(Items from a data source)
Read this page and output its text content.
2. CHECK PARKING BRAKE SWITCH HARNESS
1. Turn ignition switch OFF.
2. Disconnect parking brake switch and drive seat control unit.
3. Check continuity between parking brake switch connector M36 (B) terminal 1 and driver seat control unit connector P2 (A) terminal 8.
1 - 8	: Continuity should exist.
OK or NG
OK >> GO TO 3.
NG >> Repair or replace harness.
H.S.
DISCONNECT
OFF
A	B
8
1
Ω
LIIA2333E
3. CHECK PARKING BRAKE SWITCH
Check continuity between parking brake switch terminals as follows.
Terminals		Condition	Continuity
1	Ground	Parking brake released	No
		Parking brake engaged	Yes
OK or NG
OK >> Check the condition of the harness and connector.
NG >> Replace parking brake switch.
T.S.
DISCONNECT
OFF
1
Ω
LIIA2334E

=== Task prompt ===
Write out every record, exactly as written.

=== Answer in full ===
Read this page and output its text content.
2. CHECK PARKING BRAKE SWITCH HARNESS
1. Turn ignition switch OFF.
2. Disconnect parking brake switch and drive seat control unit.
3. Check continuity between parking brake switch connector M36 (B) terminal 1 and driver seat control unit connector P2 (A) terminal 8.
1 - 8	: Continuity should exist.
OK or NG
OK >> GO TO 3.
NG >> Repair or replace harness.
H.S.
DISCONNECT
OFF
A	B
8
1
Ω
LIIA2333E
3. CHECK PARKING BRAKE SWITCH
Check continuity between parking brake switch terminals as follows.
Terminals		Condition	Continuity
1	Ground	Parking brake released	No
		Parking brake engaged	Yes
OK or NG
OK >> Check the condition of the harness and connector.
NG >> Replace parking brake switch.
T.S.
DISCONNECT
OFF
1
Ω
LIIA2334E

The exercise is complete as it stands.